* **Trecho para leitura**
= = = = = = =

A fascinação do século vinte com o “primitivo’’ e o “ingênuo’’ serve como medida, primeiro, pela exaustão da “História da Arte’’; segundo, pelo desejo utópico por uma arte que não fosse uma categoria separada, mas congruente com a vida em si. Sem ironia. Arte como uma brincadeira séria. Os artistas imitaram as formas primitivas e ingênuas sem perceber que toda a produção dessas mesmas formas depende da ausência estrutural da alienação social (“arte tribal’’) ou individual. Essa falta de rompimento, de dualidade na arte africana, javanesa, ou no manicômio, foi o que fez artistas como Klee e sentirem inveja.

Em uma sociedade livre da “malária’’ (ao menos em proporções trágicas) uma pessoa pode esperar ver que “o artista não é alguém especial, mas que alguém especial é um artista.’’ Coomaraswamy pensava na Indonésia quando inventou esse slogan, que eu já tinha ouvido em Java que “Todos devem ser artistas’’ - um tipo de versão mística da teoria da supressão-e realização. Não é precisamente a especialização (do trabalho ou da cognição) que origina a náusea, através dessa leitura, mas sim a separação - fetichismo, alienação. Como cada pessoa é um tipo especial de artista, alguns deles irão se especializar nos grandes poderes integrativos da criatividade - contando as principais histórias da tribo - a criação de Valor e “Significado’’ - que pode ser chamado de “função barda’’.

Em algumas tribos essa função é dividida entre vários indivíduos, mas é sempre associada com uma concentração de mana. Em culturas “bárbaras mais desenvolvidas (como os Celtas) a função é institucionalizada em certo grau - o bardo é o “ sábio legislador’’ de uma sociedade de artistas. A função barda focaliza e os integra.

= = = = = = =

* **Dados fornecidos**
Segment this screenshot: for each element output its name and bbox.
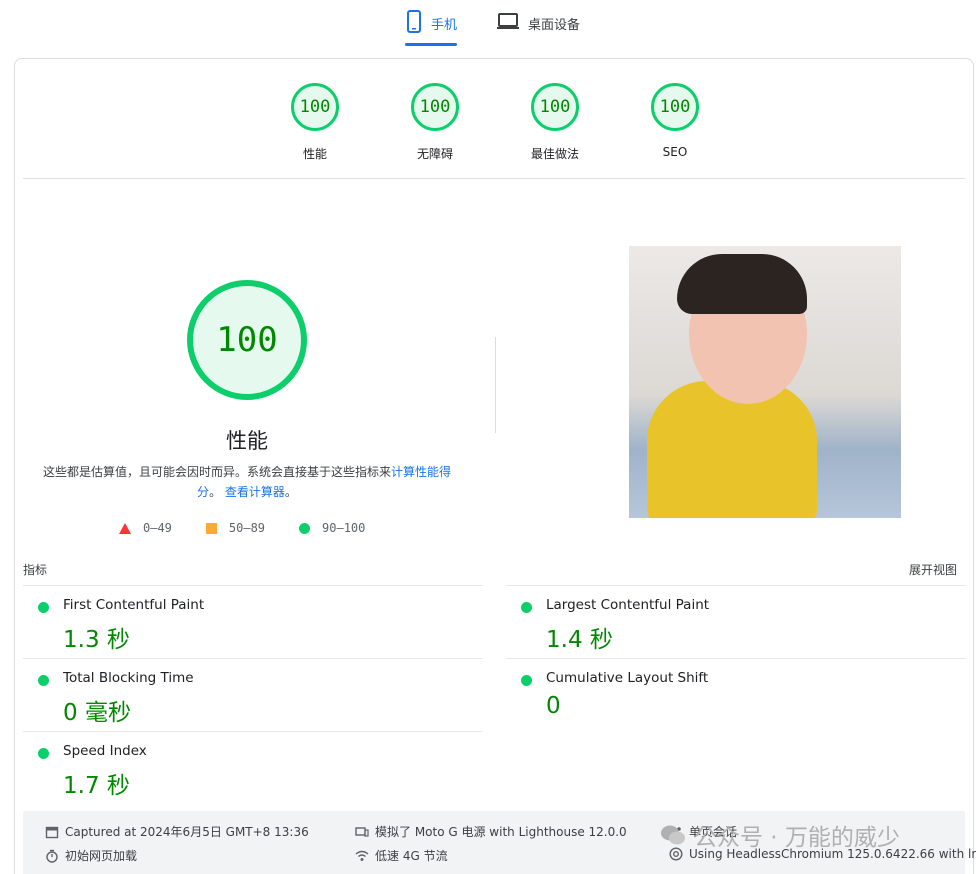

= = = = = = =

* **Tarefa proposta**
Extraia o trecho sobre a arte e a função barda e reproduza-o por inteiro, sem nenhuma alteração. Baseie-se somente no trecho.

* **Resposta abaixo**
A fascinação do século vinte com o “primitivo’’ e o “ingênuo’’ serve como medida, primeiro, pela exaustão da “História da Arte’’; segundo, pelo desejo utópico por uma arte que não fosse uma categoria separada, mas congruente com a vida em si. Sem ironia. Arte como uma brincadeira séria. Os artistas imitaram as formas primitivas e ingênuas sem perceber que toda a produção dessas mesmas formas depende da ausência estrutural da alienação social (“arte tribal’’) ou individual. Essa falta de rompimento, de dualidade na arte africana, javanesa, ou no manicômio, foi o que fez artistas como Klee e sentirem inveja.

Em uma sociedade livre da “malária’’ (ao menos em proporções trágicas) uma pessoa pode esperar ver que “o artista não é alguém especial, mas que alguém especial é um artista.’’ Coomaraswamy pensava na Indonésia quando inventou esse slogan, que eu já tinha ouvido em Java que “Todos devem ser artistas’’ - um tipo de versão mística da teoria da supressão-e realização. Não é precisamente a especialização (do trabalho ou da cognição) que origina a náusea, através dessa leitura, mas sim a separação - fetichismo, alienação. Como cada pessoa é um tipo especial de artista, alguns deles irão se especializar nos grandes poderes integrativos da criatividade - contando as principais histórias da tribo - a criação de Valor e “Significado’’ - que pode ser chamado de “função barda’’.

Em algumas tribos essa função é dividida entre vários indivíduos, mas é sempre associada com uma concentração de mana. Em culturas “bárbaras mais desenvolvidas (como os Celtas) a função é institucionalizada em certo grau - o bardo é o “ sábio legislador’’ de uma sociedade de artistas. A função barda focaliza e os integra.